Repeat the data that follows, word for word, without the images.

########################################

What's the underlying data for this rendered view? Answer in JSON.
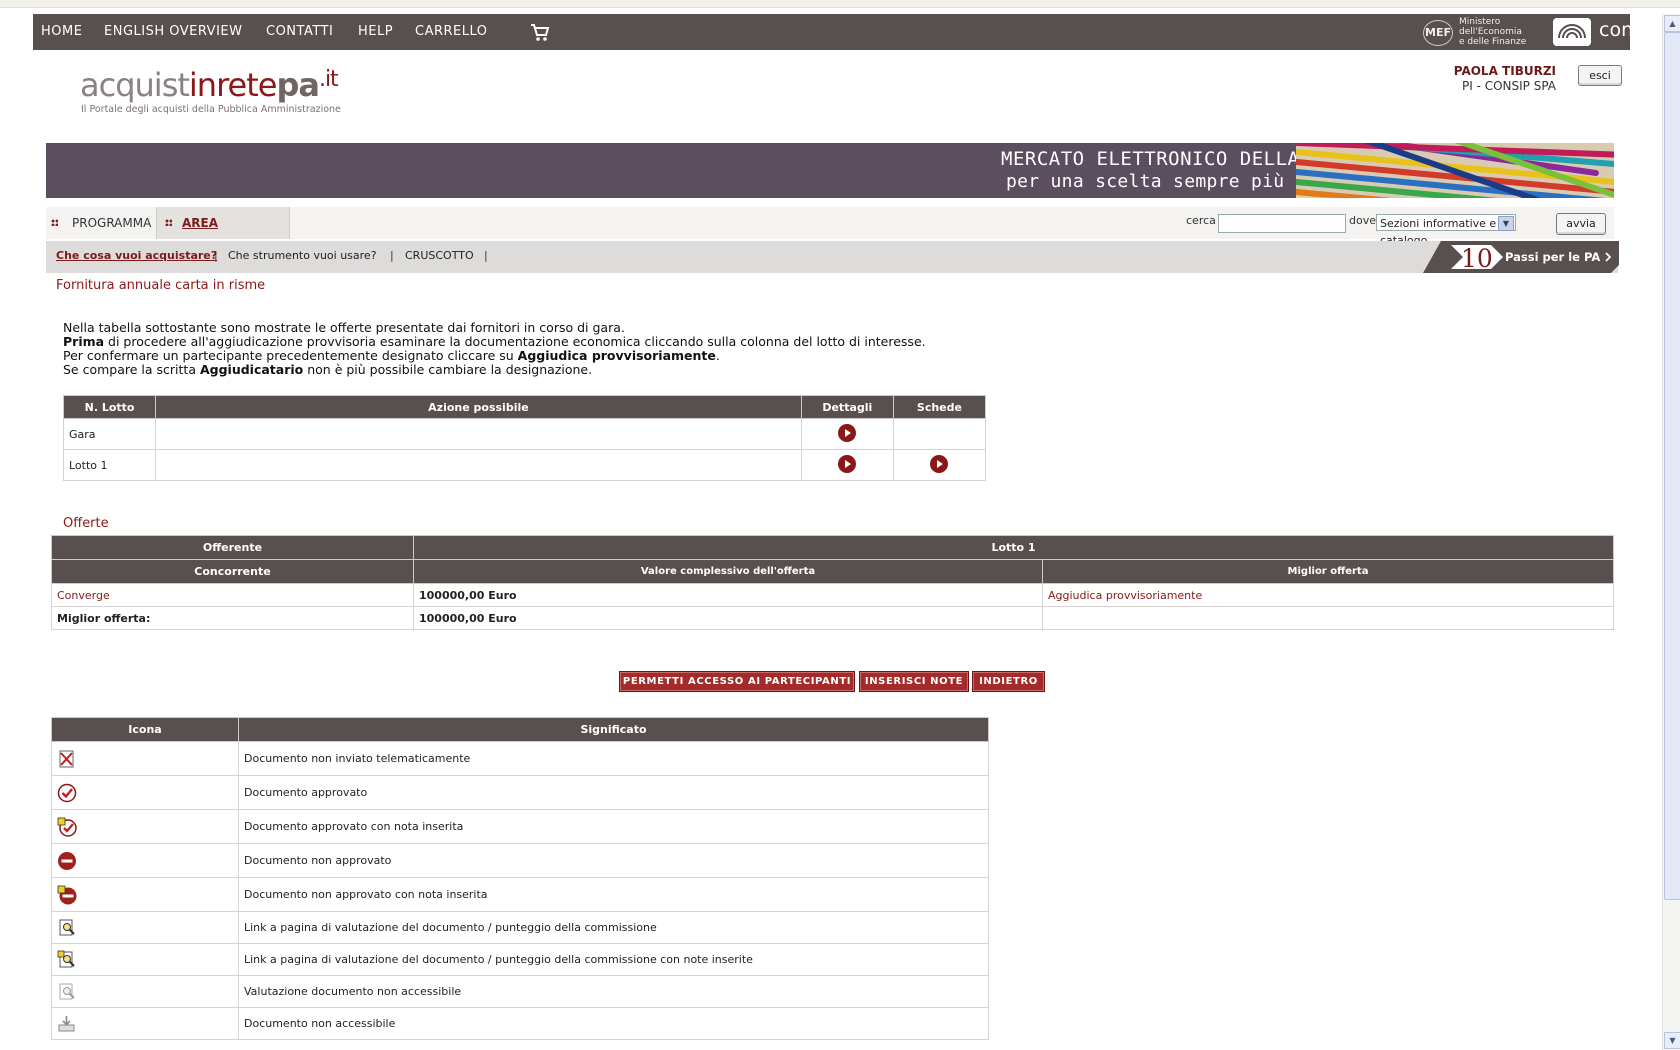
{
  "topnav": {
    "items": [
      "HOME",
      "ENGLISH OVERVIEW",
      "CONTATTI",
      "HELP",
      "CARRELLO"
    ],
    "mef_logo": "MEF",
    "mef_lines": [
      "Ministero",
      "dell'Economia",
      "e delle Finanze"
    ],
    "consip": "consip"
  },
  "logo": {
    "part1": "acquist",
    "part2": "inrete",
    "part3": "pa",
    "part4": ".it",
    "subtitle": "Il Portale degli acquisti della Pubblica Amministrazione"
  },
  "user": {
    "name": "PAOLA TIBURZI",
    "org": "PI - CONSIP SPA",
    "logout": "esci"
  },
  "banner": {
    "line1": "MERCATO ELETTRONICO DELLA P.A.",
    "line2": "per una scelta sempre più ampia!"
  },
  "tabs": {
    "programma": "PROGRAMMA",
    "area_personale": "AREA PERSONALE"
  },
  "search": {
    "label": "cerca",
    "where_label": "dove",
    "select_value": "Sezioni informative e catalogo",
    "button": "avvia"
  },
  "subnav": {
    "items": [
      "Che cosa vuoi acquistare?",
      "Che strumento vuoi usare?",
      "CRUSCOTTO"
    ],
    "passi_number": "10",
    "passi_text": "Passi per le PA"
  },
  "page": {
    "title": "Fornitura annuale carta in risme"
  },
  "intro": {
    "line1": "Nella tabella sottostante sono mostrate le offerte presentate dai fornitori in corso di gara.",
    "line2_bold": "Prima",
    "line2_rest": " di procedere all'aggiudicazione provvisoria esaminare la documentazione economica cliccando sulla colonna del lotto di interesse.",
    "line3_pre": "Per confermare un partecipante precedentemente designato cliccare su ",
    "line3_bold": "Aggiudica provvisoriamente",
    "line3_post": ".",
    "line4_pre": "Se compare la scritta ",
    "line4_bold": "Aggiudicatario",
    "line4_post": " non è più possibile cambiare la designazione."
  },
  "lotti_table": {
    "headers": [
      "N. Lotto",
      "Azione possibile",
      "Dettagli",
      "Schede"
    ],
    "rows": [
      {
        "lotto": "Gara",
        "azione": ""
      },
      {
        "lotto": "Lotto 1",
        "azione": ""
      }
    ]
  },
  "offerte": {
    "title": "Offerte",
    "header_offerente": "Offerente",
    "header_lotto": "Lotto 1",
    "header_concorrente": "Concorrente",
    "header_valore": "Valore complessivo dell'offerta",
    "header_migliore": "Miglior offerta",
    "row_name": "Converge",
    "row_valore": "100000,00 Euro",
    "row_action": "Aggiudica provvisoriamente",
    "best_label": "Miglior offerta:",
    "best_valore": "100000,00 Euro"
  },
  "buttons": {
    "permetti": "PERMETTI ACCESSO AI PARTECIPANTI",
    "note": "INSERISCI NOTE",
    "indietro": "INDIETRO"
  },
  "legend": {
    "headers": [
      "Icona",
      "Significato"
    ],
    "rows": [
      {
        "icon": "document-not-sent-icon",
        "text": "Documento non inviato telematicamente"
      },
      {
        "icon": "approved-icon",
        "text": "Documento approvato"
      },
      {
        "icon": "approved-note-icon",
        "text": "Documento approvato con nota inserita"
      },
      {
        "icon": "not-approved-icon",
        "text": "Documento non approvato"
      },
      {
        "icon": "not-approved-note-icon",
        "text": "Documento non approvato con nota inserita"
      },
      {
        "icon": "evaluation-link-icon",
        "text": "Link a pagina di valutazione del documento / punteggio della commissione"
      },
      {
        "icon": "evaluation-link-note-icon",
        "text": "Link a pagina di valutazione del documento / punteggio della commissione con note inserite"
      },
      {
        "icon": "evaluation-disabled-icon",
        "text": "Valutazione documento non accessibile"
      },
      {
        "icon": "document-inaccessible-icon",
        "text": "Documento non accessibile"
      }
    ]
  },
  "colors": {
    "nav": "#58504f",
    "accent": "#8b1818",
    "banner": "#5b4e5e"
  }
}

########################################

Full response ▸
What's the underlying data for this rendered view? Answer in JSON.
{
  "topnav": {
    "items": [
      "HOME",
      "ENGLISH OVERVIEW",
      "CONTATTI",
      "HELP",
      "CARRELLO"
    ],
    "mef_logo": "MEF",
    "mef_lines": [
      "Ministero",
      "dell'Economia",
      "e delle Finanze"
    ],
    "consip": "consip"
  },
  "logo": {
    "part1": "acquist",
    "part2": "inrete",
    "part3": "pa",
    "part4": ".it",
    "subtitle": "Il Portale degli acquisti della Pubblica Amministrazione"
  },
  "user": {
    "name": "PAOLA TIBURZI",
    "org": "PI - CONSIP SPA",
    "logout": "esci"
  },
  "banner": {
    "line1": "MERCATO ELETTRONICO DELLA P.A.",
    "line2": "per una scelta sempre più ampia!"
  },
  "tabs": {
    "programma": "PROGRAMMA",
    "area_personale": "AREA PERSONALE"
  },
  "search": {
    "label": "cerca",
    "where_label": "dove",
    "select_value": "Sezioni informative e catalogo",
    "button": "avvia"
  },
  "subnav": {
    "items": [
      "Che cosa vuoi acquistare?",
      "Che strumento vuoi usare?",
      "CRUSCOTTO"
    ],
    "passi_number": "10",
    "passi_text": "Passi per le PA"
  },
  "page": {
    "title": "Fornitura annuale carta in risme"
  },
  "intro": {
    "line1": "Nella tabella sottostante sono mostrate le offerte presentate dai fornitori in corso di gara.",
    "line2_bold": "Prima",
    "line2_rest": " di procedere all'aggiudicazione provvisoria esaminare la documentazione economica cliccando sulla colonna del lotto di interesse.",
    "line3_pre": "Per confermare un partecipante precedentemente designato cliccare su ",
    "line3_bold": "Aggiudica provvisoriamente",
    "line3_post": ".",
    "line4_pre": "Se compare la scritta ",
    "line4_bold": "Aggiudicatario",
    "line4_post": " non è più possibile cambiare la designazione."
  },
  "lotti_table": {
    "headers": [
      "N. Lotto",
      "Azione possibile",
      "Dettagli",
      "Schede"
    ],
    "rows": [
      {
        "lotto": "Gara",
        "azione": ""
      },
      {
        "lotto": "Lotto 1",
        "azione": ""
      }
    ]
  },
  "offerte": {
    "title": "Offerte",
    "header_offerente": "Offerente",
    "header_lotto": "Lotto 1",
    "header_concorrente": "Concorrente",
    "header_valore": "Valore complessivo dell'offerta",
    "header_migliore": "Miglior offerta",
    "row_name": "Converge",
    "row_valore": "100000,00 Euro",
    "row_action": "Aggiudica provvisoriamente",
    "best_label": "Miglior offerta:",
    "best_valore": "100000,00 Euro"
  },
  "buttons": {
    "permetti": "PERMETTI ACCESSO AI PARTECIPANTI",
    "note": "INSERISCI NOTE",
    "indietro": "INDIETRO"
  },
  "legend": {
    "headers": [
      "Icona",
      "Significato"
    ],
    "rows": [
      {
        "icon": "document-not-sent-icon",
        "text": "Documento non inviato telematicamente"
      },
      {
        "icon": "approved-icon",
        "text": "Documento approvato"
      },
      {
        "icon": "approved-note-icon",
        "text": "Documento approvato con nota inserita"
      },
      {
        "icon": "not-approved-icon",
        "text": "Documento non approvato"
      },
      {
        "icon": "not-approved-note-icon",
        "text": "Documento non approvato con nota inserita"
      },
      {
        "icon": "evaluation-link-icon",
        "text": "Link a pagina di valutazione del documento / punteggio della commissione"
      },
      {
        "icon": "evaluation-link-note-icon",
        "text": "Link a pagina di valutazione del documento / punteggio della commissione con note inserite"
      },
      {
        "icon": "evaluation-disabled-icon",
        "text": "Valutazione documento non accessibile"
      },
      {
        "icon": "document-inaccessible-icon",
        "text": "Documento non accessibile"
      }
    ]
  },
  "colors": {
    "nav": "#58504f",
    "accent": "#8b1818",
    "banner": "#5b4e5e"
  }
}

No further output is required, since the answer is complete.